» TASK DETAILS: Write out the full listing again, exactly as it stands.

-- DATA PROVIDED start --

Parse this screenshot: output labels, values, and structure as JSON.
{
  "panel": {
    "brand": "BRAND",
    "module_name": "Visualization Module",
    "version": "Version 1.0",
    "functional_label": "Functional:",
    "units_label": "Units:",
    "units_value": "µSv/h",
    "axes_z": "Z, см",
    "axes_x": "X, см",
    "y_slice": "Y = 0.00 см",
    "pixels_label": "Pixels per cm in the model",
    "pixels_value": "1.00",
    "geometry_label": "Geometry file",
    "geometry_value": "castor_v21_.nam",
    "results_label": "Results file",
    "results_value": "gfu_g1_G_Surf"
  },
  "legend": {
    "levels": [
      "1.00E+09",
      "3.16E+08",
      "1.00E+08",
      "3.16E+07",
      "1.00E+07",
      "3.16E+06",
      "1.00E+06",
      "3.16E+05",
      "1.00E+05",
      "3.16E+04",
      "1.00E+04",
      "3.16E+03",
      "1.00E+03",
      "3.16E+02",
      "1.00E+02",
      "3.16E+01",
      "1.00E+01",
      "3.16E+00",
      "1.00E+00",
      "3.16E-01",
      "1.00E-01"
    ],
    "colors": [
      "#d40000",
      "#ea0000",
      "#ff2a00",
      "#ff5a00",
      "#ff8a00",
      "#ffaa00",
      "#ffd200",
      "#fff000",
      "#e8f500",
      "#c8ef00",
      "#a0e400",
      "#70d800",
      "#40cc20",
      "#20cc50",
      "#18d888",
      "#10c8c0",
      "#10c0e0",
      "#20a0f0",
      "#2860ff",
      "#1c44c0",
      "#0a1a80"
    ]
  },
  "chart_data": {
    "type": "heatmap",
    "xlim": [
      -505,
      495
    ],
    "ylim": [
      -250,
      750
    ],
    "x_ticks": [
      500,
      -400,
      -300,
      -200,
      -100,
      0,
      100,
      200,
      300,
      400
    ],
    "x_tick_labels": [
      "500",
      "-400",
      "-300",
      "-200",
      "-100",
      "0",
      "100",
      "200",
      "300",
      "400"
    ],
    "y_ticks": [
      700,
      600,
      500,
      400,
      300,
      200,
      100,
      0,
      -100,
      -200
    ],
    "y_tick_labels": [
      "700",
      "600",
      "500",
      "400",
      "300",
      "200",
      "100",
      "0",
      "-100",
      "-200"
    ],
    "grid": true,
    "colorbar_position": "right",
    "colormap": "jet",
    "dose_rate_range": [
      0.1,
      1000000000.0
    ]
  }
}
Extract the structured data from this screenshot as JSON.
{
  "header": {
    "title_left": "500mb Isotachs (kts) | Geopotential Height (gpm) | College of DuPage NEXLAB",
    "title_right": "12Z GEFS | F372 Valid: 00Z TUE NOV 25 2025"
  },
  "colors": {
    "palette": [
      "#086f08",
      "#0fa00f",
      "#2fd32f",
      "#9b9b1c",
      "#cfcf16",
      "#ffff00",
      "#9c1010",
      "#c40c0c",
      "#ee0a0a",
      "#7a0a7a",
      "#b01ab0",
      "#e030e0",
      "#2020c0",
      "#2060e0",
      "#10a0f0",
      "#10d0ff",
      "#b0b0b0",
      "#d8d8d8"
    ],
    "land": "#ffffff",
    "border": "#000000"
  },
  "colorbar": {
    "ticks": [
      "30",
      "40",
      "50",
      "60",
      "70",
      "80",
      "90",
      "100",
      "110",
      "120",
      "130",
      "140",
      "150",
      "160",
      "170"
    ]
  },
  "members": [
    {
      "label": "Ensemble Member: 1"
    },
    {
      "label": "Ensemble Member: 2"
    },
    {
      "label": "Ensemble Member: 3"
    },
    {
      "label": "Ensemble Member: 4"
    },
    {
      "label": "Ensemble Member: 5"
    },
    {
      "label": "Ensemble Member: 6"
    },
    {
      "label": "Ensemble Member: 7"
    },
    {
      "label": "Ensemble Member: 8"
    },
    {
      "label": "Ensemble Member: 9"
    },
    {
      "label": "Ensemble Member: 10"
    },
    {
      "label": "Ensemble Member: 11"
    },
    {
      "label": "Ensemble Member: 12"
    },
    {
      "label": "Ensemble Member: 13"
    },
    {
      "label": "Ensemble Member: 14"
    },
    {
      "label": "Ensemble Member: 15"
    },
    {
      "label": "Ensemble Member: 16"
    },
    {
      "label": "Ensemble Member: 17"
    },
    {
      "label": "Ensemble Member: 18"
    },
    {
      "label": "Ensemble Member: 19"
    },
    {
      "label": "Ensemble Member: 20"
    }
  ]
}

-- DATA PROVIDED end --

» REPLY TO THE TASK:
Parse this screenshot: output labels, values, and structure as JSON.
{
  "panel": {
    "brand": "BRAND",
    "module_name": "Visualization Module",
    "version": "Version 1.0",
    "functional_label": "Functional:",
    "units_label": "Units:",
    "units_value": "µSv/h",
    "axes_z": "Z, см",
    "axes_x": "X, см",
    "y_slice": "Y = 0.00 см",
    "pixels_label": "Pixels per cm in the model",
    "pixels_value": "1.00",
    "geometry_label": "Geometry file",
    "geometry_value": "castor_v21_.nam",
    "results_label": "Results file",
    "results_value": "gfu_g1_G_Surf"
  },
  "legend": {
    "levels": [
      "1.00E+09",
      "3.16E+08",
      "1.00E+08",
      "3.16E+07",
      "1.00E+07",
      "3.16E+06",
      "1.00E+06",
      "3.16E+05",
      "1.00E+05",
      "3.16E+04",
      "1.00E+04",
      "3.16E+03",
      "1.00E+03",
      "3.16E+02",
      "1.00E+02",
      "3.16E+01",
      "1.00E+01",
      "3.16E+00",
      "1.00E+00",
      "3.16E-01",
      "1.00E-01"
    ],
    "colors": [
      "#d40000",
      "#ea0000",
      "#ff2a00",
      "#ff5a00",
      "#ff8a00",
      "#ffaa00",
      "#ffd200",
      "#fff000",
      "#e8f500",
      "#c8ef00",
      "#a0e400",
      "#70d800",
      "#40cc20",
      "#20cc50",
      "#18d888",
      "#10c8c0",
      "#10c0e0",
      "#20a0f0",
      "#2860ff",
      "#1c44c0",
      "#0a1a80"
    ]
  },
  "chart_data": {
    "type": "heatmap",
    "xlim": [
      -505,
      495
    ],
    "ylim": [
      -250,
      750
    ],
    "x_ticks": [
      500,
      -400,
      -300,
      -200,
      -100,
      0,
      100,
      200,
      300,
      400
    ],
    "x_tick_labels": [
      "500",
      "-400",
      "-300",
      "-200",
      "-100",
      "0",
      "100",
      "200",
      "300",
      "400"
    ],
    "y_ticks": [
      700,
      600,
      500,
      400,
      300,
      200,
      100,
      0,
      -100,
      -200
    ],
    "y_tick_labels": [
      "700",
      "600",
      "500",
      "400",
      "300",
      "200",
      "100",
      "0",
      "-100",
      "-200"
    ],
    "grid": true,
    "colorbar_position": "right",
    "colormap": "jet",
    "dose_rate_range": [
      0.1,
      1000000000.0
    ]
  }
}
Extract the structured data from this screenshot as JSON.
{
  "header": {
    "title_left": "500mb Isotachs (kts) | Geopotential Height (gpm) | College of DuPage NEXLAB",
    "title_right": "12Z GEFS | F372 Valid: 00Z TUE NOV 25 2025"
  },
  "colors": {
    "palette": [
      "#086f08",
      "#0fa00f",
      "#2fd32f",
      "#9b9b1c",
      "#cfcf16",
      "#ffff00",
      "#9c1010",
      "#c40c0c",
      "#ee0a0a",
      "#7a0a7a",
      "#b01ab0",
      "#e030e0",
      "#2020c0",
      "#2060e0",
      "#10a0f0",
      "#10d0ff",
      "#b0b0b0",
      "#d8d8d8"
    ],
    "land": "#ffffff",
    "border": "#000000"
  },
  "colorbar": {
    "ticks": [
      "30",
      "40",
      "50",
      "60",
      "70",
      "80",
      "90",
      "100",
      "110",
      "120",
      "130",
      "140",
      "150",
      "160",
      "170"
    ]
  },
  "members": [
    {
      "label": "Ensemble Member: 1"
    },
    {
      "label": "Ensemble Member: 2"
    },
    {
      "label": "Ensemble Member: 3"
    },
    {
      "label": "Ensemble Member: 4"
    },
    {
      "label": "Ensemble Member: 5"
    },
    {
      "label": "Ensemble Member: 6"
    },
    {
      "label": "Ensemble Member: 7"
    },
    {
      "label": "Ensemble Member: 8"
    },
    {
      "label": "Ensemble Member: 9"
    },
    {
      "label": "Ensemble Member: 10"
    },
    {
      "label": "Ensemble Member: 11"
    },
    {
      "label": "Ensemble Member: 12"
    },
    {
      "label": "Ensemble Member: 13"
    },
    {
      "label": "Ensemble Member: 14"
    },
    {
      "label": "Ensemble Member: 15"
    },
    {
      "label": "Ensemble Member: 16"
    },
    {
      "label": "Ensemble Member: 17"
    },
    {
      "label": "Ensemble Member: 18"
    },
    {
      "label": "Ensemble Member: 19"
    },
    {
      "label": "Ensemble Member: 20"
    }
  ]
}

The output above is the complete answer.